Description of the task: What follows is a set of entries. Give them again exactly, without the pictures.

___

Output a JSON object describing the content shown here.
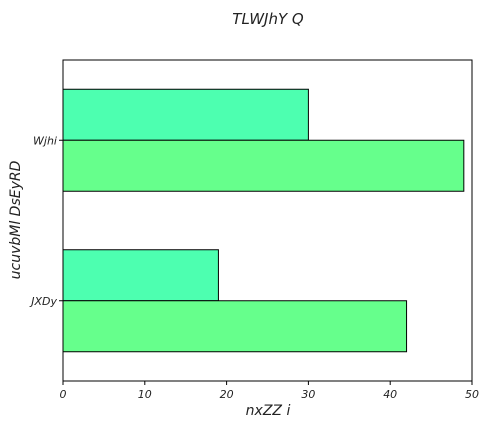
{
  "chart_data": {
    "type": "bar",
    "orientation": "horizontal",
    "title": "TLWJhY Q",
    "xlabel": "nxZZ  i",
    "ylabel": "ucuvbMl DsEyRD",
    "categories": [
      "Wjhi",
      "JXDy"
    ],
    "series": [
      {
        "values": [
          30,
          19
        ],
        "color": "#4dffb0"
      },
      {
        "values": [
          49,
          42
        ],
        "color": "#66ff8c"
      }
    ],
    "xlim": [
      0,
      50
    ],
    "xticks": [
      0,
      10,
      20,
      30,
      40,
      50
    ],
    "grid": false,
    "legend": "none"
  }
}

___

Answer to the exercise:
Output a JSON object describing the content shown here.
{
  "chart_data": {
    "type": "bar",
    "orientation": "horizontal",
    "title": "TLWJhY Q",
    "xlabel": "nxZZ  i",
    "ylabel": "ucuvbMl DsEyRD",
    "categories": [
      "Wjhi",
      "JXDy"
    ],
    "series": [
      {
        "values": [
          30,
          19
        ],
        "color": "#4dffb0"
      },
      {
        "values": [
          49,
          42
        ],
        "color": "#66ff8c"
      }
    ],
    "xlim": [
      0,
      50
    ],
    "xticks": [
      0,
      10,
      20,
      30,
      40,
      50
    ],
    "grid": false,
    "legend": "none"
  }
}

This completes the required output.